Provided information -
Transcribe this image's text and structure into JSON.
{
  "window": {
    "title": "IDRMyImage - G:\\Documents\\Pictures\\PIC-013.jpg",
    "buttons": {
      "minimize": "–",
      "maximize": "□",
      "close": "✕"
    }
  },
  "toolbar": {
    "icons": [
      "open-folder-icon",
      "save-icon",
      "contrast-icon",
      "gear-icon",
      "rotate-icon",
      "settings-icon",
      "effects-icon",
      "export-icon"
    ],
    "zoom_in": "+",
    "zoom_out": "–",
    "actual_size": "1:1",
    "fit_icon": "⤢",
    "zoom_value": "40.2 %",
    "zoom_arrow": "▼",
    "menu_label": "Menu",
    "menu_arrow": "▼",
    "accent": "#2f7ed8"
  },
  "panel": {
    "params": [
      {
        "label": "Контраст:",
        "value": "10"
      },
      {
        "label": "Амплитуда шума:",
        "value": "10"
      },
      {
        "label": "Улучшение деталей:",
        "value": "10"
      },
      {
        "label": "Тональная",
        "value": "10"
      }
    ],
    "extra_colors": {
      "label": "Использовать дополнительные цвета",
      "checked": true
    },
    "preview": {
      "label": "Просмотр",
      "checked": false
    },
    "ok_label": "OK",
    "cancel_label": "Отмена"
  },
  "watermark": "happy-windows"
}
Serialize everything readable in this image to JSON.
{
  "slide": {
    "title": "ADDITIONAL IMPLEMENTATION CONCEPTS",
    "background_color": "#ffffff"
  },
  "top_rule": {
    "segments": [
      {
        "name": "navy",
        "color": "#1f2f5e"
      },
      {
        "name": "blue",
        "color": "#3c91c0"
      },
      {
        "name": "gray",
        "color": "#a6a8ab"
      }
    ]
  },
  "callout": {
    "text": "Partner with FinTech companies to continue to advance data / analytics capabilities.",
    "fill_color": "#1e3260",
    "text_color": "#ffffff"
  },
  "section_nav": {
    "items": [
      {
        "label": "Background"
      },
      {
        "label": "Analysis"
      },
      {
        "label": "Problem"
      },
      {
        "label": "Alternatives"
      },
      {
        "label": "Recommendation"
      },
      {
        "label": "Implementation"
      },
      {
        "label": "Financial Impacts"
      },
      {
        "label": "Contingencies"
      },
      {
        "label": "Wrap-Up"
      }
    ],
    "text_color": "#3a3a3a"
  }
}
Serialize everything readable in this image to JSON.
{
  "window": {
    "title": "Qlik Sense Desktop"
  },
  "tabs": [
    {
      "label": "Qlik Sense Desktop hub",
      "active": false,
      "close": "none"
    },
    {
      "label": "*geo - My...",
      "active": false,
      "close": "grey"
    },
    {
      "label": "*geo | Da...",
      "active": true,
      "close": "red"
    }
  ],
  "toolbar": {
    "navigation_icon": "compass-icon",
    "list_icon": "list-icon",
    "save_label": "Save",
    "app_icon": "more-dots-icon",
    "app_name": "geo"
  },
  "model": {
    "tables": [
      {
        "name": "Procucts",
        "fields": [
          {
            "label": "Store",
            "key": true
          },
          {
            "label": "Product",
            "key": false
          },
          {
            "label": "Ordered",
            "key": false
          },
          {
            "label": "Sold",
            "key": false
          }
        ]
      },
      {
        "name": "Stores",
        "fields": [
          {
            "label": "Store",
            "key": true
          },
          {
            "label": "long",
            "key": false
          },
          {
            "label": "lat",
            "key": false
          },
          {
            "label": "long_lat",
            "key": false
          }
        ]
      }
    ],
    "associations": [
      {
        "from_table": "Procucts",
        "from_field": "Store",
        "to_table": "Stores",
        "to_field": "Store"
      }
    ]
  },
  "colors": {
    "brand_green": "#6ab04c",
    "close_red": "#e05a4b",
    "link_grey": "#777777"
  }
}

Prompt - Using the listing, copy every line where the word "Qlik" shows up.

Result of the task -
    "title": "Qlik Sense Desktop"
      "label": "Qlik Sense Desktop hub",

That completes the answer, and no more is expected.